- _OBJECTIVE 1_: How many lines in the entries contain the string "介護サービスのため"? Reply with the number alone.

── GIVEN PASSAGE ──

Portugal's Socialist party was Monday weighing alliances with other parties that would allow it to head a stable minority government as the country faces growing economic headwinds after it fell short of a parliamentary majority in a general election.

The party of Prime Minister Antonio Costa strengthened its position in parliament in Sunday's polls, winning 106 seats in the 230-seat assembly, up from 86 seats but still 10 shy of an outright majority.

Four seats still must be attributed according to the results of votes cast abroad which have yet to be counted.

In his victory speech, former Lisbon mayor Costa said he would try to "renew" his alliance with the two hard-left parties that propped up his government during the past four years -- the Left Bloc and the Communists.

But it remains to be seen what these two formations will demand in exchange for their support this time around since "all the dividends of this experience fell into the hands of the PS," daily newspaper Publico wrote in an editorial.

The Left Bloc won 19 seats -- the same number as in the 2015 election -- while the Communists took 12, down from 17.

But unlike in 2015 when the backing of these two parties was indispensable, this time around Costa will need the support of only one of them to reach a majority.

"The PS can swing between the two or play them against each other," Publico said.

- New allies? -

Costa also has two other possible allies -- the People Animals Nature party (PAN) which had just one lawmaker in the assembly and now has four, and upstart eco-socialist party LIVRE (free), which entered parliament for the first time with a single seat.

Another option for Costa would be to forgo a formal alliance with other parties and negotiate support to pass legislation on a case-by-case basis.

Since the Socialists won more seats than all centre-right parties combined, he could approve bills if other left-wing parties abstain from voting. But this strategy carries risks.

Costa "now faces a clearer political field" but the "sailing is more likely to lead to early elections," wrote business daily Jornal de Negocios.

While Costa has boosted his position in parliament, "the uncertainty is greater today because we do not know what will come out of these elections," economist Joao Duque told AFP.

- 'Difficult measures' -

"Everything will depend on the evolution of the economy," which is slowing worldwide, said political scientist Antonio Costa Pinto.

Costa will face headwinds trying to deliver on campaign promises to boost disposable income while also protecting public finances, he said.

Under Costa's watch the budget deficit fell to nearly zero, the lowest level since Portugal returned to democracy in 1974.

"If the economy deteriorates, it will be harder for him to obtain the support of other (left-wing) parties, because no one will want to cooperate when it comes time to approve difficult measures" to reduce spending, Teneo analyst Antonio Barroso told AFP.

Costa took power four years ago on a promise to "turn the page on austerity" introduced during Europe?s debt crisis, when Portugal needed an international bailout.

Both the Left Bloc and the Communists have laid down demands for further hikes to the minimum wage and increased investment in public spending.

"The coming years won't be easy," Portugal's conservative President Marcelo Rebelo de Sousa warned Sunday as he cast his ballot.

He is expected to charge Costa with forming a new government after meeting Tuesday with the leaders of all parties that won representation in parliament.

───
── DATASET EXCERPTS ──

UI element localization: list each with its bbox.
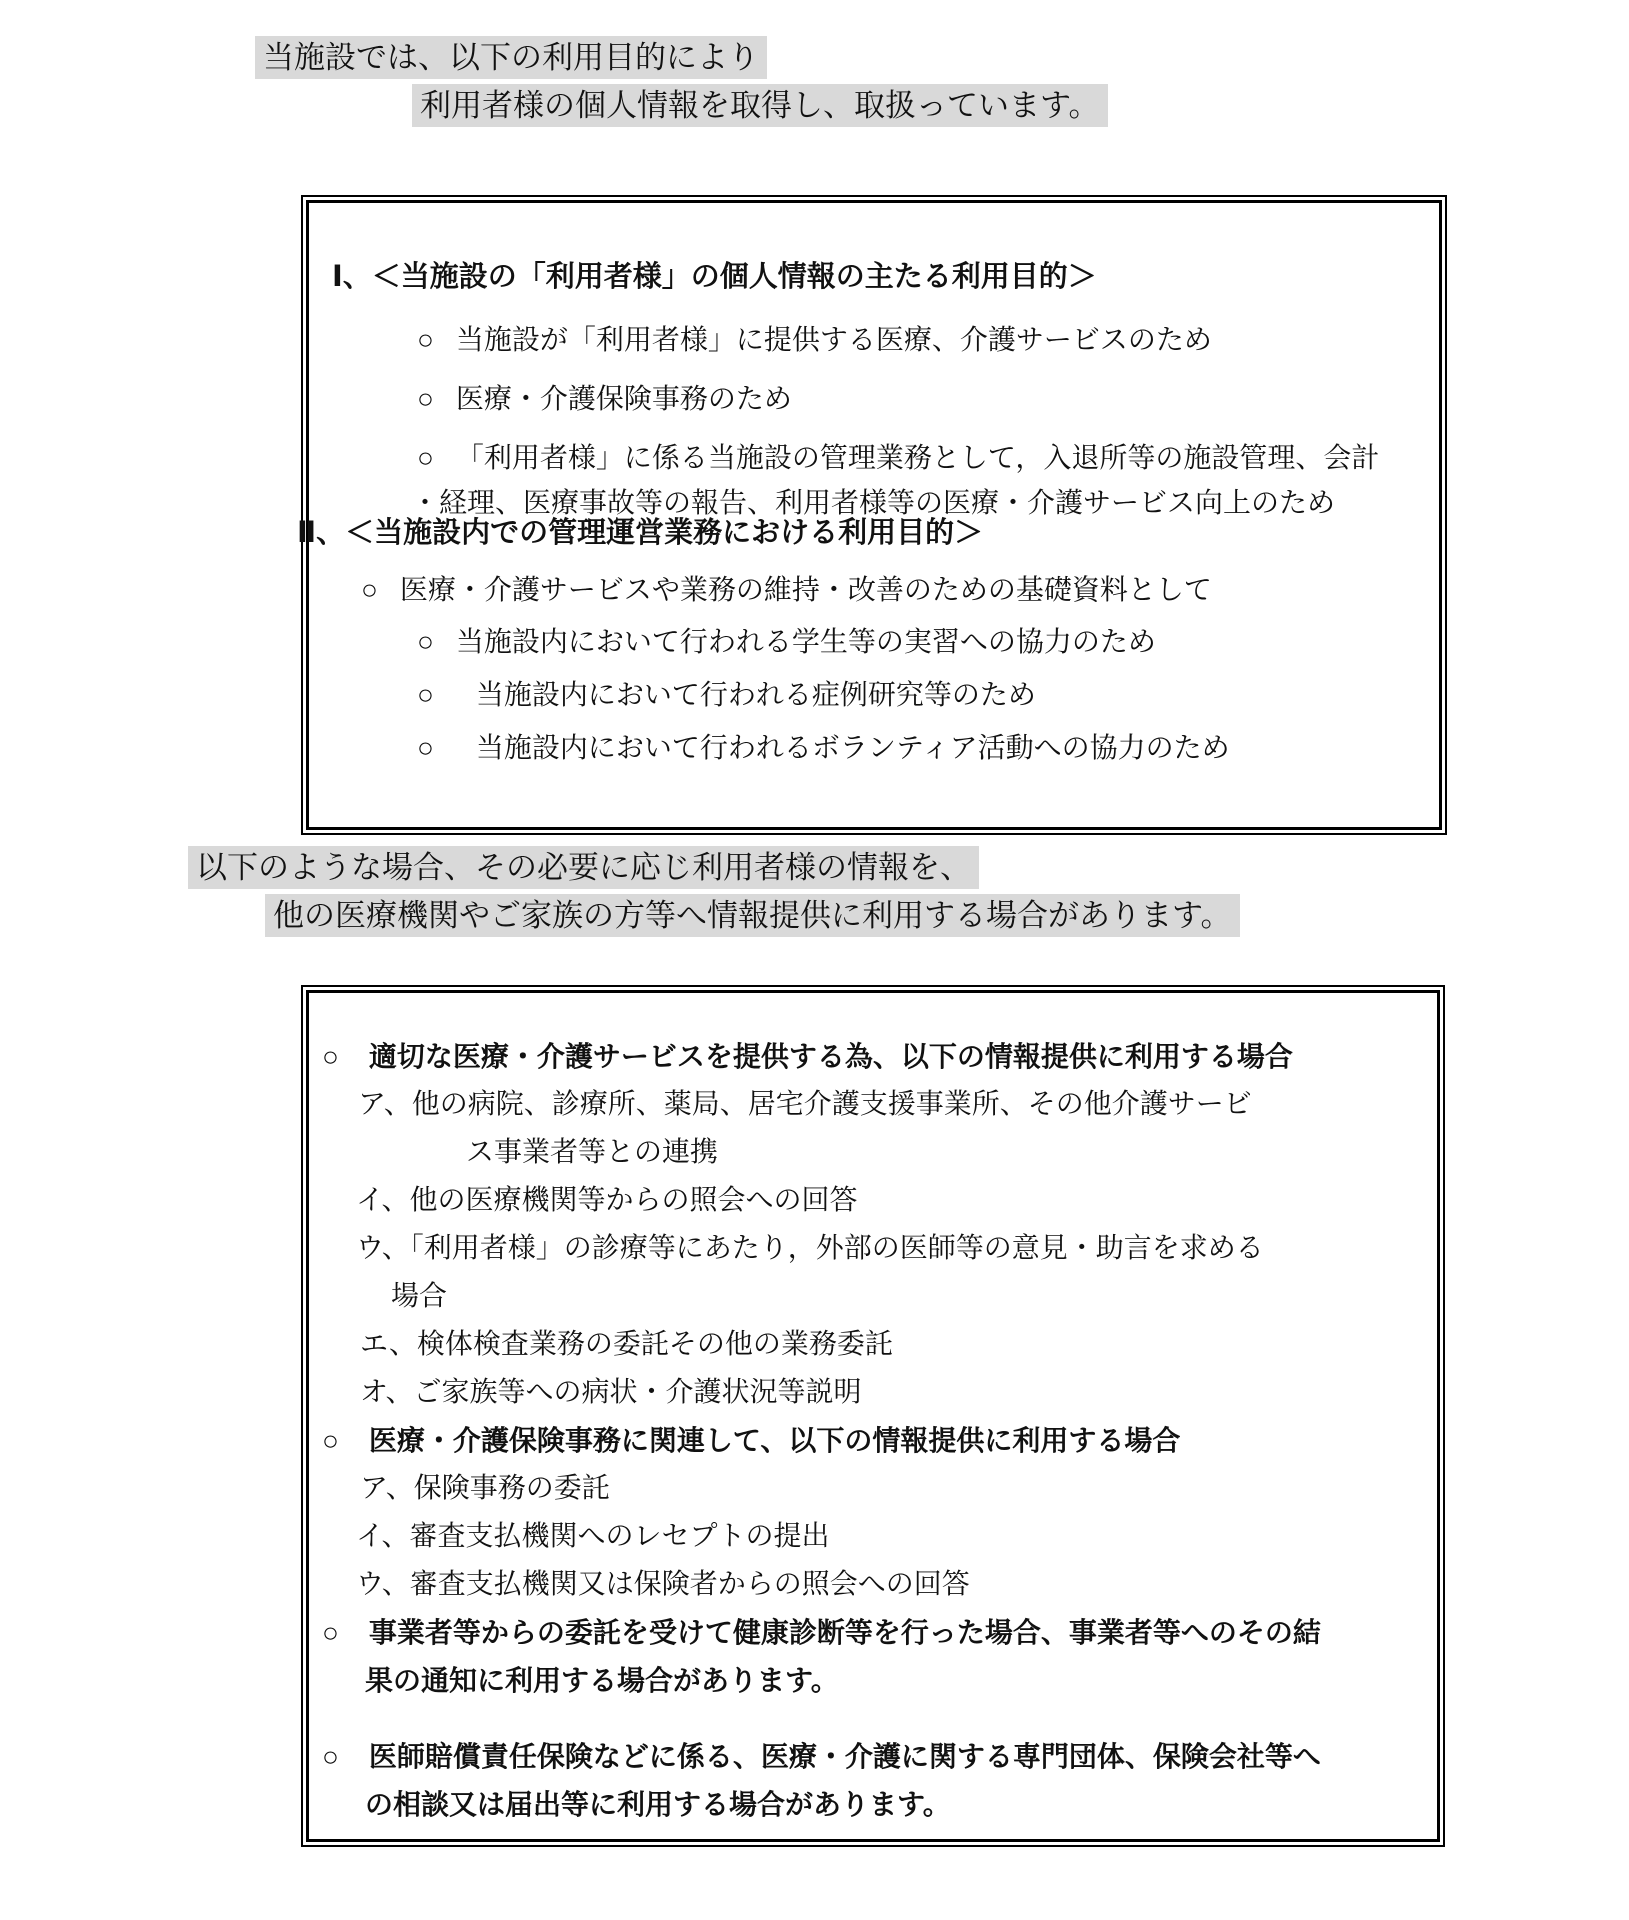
provision-intro-line-1-text: 以下のような場合、その必要に応じ利用者様の情報を、	[188, 846, 979, 889]
group1-item-c1: ウ、「利用者様」の診療等にあたり，外部の医師等の意見・助言を求める	[356, 1231, 1264, 1267]
section1-item-1: ○当施設が「利用者様」に提供する医療、介護サービスのため	[417, 323, 1212, 359]
circle-bullet-icon: ○	[417, 731, 434, 767]
intro-line-1: 当施設では、以下の利用目的により	[255, 38, 767, 78]
group2-item-b: イ、審査支払機関へのレセプトの提出	[356, 1519, 829, 1555]
circle-bullet-icon: ○	[417, 323, 434, 359]
intro-line-2: 利用者様の個人情報を取得し、取扱っています。	[412, 86, 1108, 126]
provision-intro-line-2: 他の医療機関やご家族の方等へ情報提供に利用する場合があります。	[265, 896, 1240, 936]
circle-bullet-icon: ○	[361, 573, 378, 609]
section2-sub-item-2-text: 当施設内において行われる症例研究等のため	[476, 680, 1036, 711]
circle-bullet-icon: ○	[322, 1739, 339, 1775]
group4-line-1-text: 医師賠償責任保険などに係る、医療・介護に関する専門団体、保険会社等へ	[369, 1741, 1321, 1772]
group1-heading-text: 適切な医療・介護サービスを提供する為、以下の情報提供に利用する場合	[369, 1041, 1293, 1072]
group2-heading-text: 医療・介護保険事務に関連して、以下の情報提供に利用する場合	[369, 1425, 1180, 1456]
section2-heading: Ⅱ、＜当施設内での管理運営業務における利用目的＞	[297, 515, 983, 553]
circle-bullet-icon: ○	[417, 441, 434, 477]
group1-item-e: オ、ご家族等への病状・介護状況等説明	[360, 1375, 861, 1411]
section2-sub-item-1: ○当施設内において行われる学生等の実習への協力のため	[417, 625, 1156, 661]
group2-heading: ○医療・介護保険事務に関連して、以下の情報提供に利用する場合	[322, 1423, 1180, 1459]
circle-bullet-icon: ○	[322, 1423, 339, 1459]
group1-item-d: エ、検体検査業務の委託その他の業務委託	[360, 1327, 893, 1363]
provision-intro-line-1: 以下のような場合、その必要に応じ利用者様の情報を、	[188, 848, 979, 888]
section2-sub-item-3-text: 当施設内において行われるボランティア活動への協力のため	[476, 733, 1230, 764]
section1-heading: Ⅰ、＜当施設の「利用者様」の個人情報の主たる利用目的＞	[332, 259, 1097, 297]
group3-line-1-text: 事業者等からの委託を受けて健康診断等を行った場合、事業者等へのその結	[369, 1617, 1321, 1648]
group1-heading: ○適切な医療・介護サービスを提供する為、以下の情報提供に利用する場合	[322, 1039, 1293, 1075]
circle-bullet-icon: ○	[417, 382, 434, 418]
provision-intro-line-2-text: 他の医療機関やご家族の方等へ情報提供に利用する場合があります。	[265, 894, 1240, 937]
section2-lead-item-text: 医療・介護サービスや業務の維持・改善のための基礎資料として	[400, 575, 1212, 606]
section2-lead-item: ○医療・介護サービスや業務の維持・改善のための基礎資料として	[361, 573, 1212, 609]
intro-line-2-text: 利用者様の個人情報を取得し、取扱っています。	[412, 84, 1108, 127]
section1-item-3-text: 「利用者様」に係る当施設の管理業務として，入退所等の施設管理、会計	[456, 443, 1379, 474]
section2-sub-item-3: ○当施設内において行われるボランティア活動への協力のため	[417, 731, 1230, 767]
section1-item-1-text: 当施設が「利用者様」に提供する医療、介護サービスのため	[456, 325, 1212, 356]
group4-line-2: の相談又は届出等に利用する場合があります。	[365, 1787, 951, 1823]
group3-line-2: 果の通知に利用する場合があります。	[365, 1663, 839, 1699]
section1-item-2: ○医療・介護保険事務のため	[417, 382, 792, 418]
group4-line-1: ○医師賠償責任保険などに係る、医療・介護に関する専門団体、保険会社等へ	[322, 1739, 1321, 1775]
group3-line-1: ○事業者等からの委託を受けて健康診断等を行った場合、事業者等へのその結	[322, 1615, 1321, 1651]
circle-bullet-icon: ○	[322, 1039, 339, 1075]
group1-item-b: イ、他の医療機関等からの照会への回答	[356, 1183, 857, 1219]
section2-sub-item-2: ○当施設内において行われる症例研究等のため	[417, 678, 1036, 714]
purpose-box: Ⅰ、＜当施設の「利用者様」の個人情報の主たる利用目的＞ ○当施設が「利用者様」に…	[301, 195, 1447, 835]
circle-bullet-icon: ○	[417, 678, 434, 714]
group1-item-a2: ス事業者等との連携	[466, 1135, 718, 1171]
group2-item-c: ウ、審査支払機関又は保険者からの照会への回答	[356, 1567, 970, 1603]
circle-bullet-icon: ○	[322, 1615, 339, 1651]
provision-box: ○適切な医療・介護サービスを提供する為、以下の情報提供に利用する場合 ア、他の病…	[301, 985, 1445, 1847]
group2-item-a: ア、保険事務の委託	[360, 1471, 610, 1507]
section1-item-2-text: 医療・介護保険事務のため	[456, 384, 792, 415]
section2-sub-item-1-text: 当施設内において行われる学生等の実習への協力のため	[456, 627, 1156, 658]
section1-item-3: ○「利用者様」に係る当施設の管理業務として，入退所等の施設管理、会計	[417, 441, 1379, 477]
group1-item-c2: 場合	[391, 1279, 447, 1315]
document-page: { "glyphs": { "circle_bullet": "○" }, "c…	[0, 0, 1629, 1920]
intro-line-1-text: 当施設では、以下の利用目的により	[255, 36, 767, 79]
circle-bullet-icon: ○	[417, 625, 434, 661]
group1-item-a1: ア、他の病院、診療所、薬局、居宅介護支援事業所、その他介護サービ	[358, 1087, 1252, 1123]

───

- _OBJECTIVE 2_: In the article on Portugal's election, copy the passage word for word. Begin at the words "Four seats still" and stop after "down from 17.".

- _WRITTEN ANSWER 1_: 2

- _WRITTEN ANSWER 2_:
Four seats still must be attributed according to the results of votes cast abroad which have yet to be counted.

In his victory speech, former Lisbon mayor Costa said he would try to "renew" his alliance with the two hard-left parties that propped up his government during the past four years -- the Left Bloc and the Communists.

But it remains to be seen what these two formations will demand in exchange for their support this time around since "all the dividends of this experience fell into the hands of the PS," daily newspaper Publico wrote in an editorial.

The Left Bloc won 19 seats -- the same number as in the 2015 election -- while the Communists took 12, down from 17.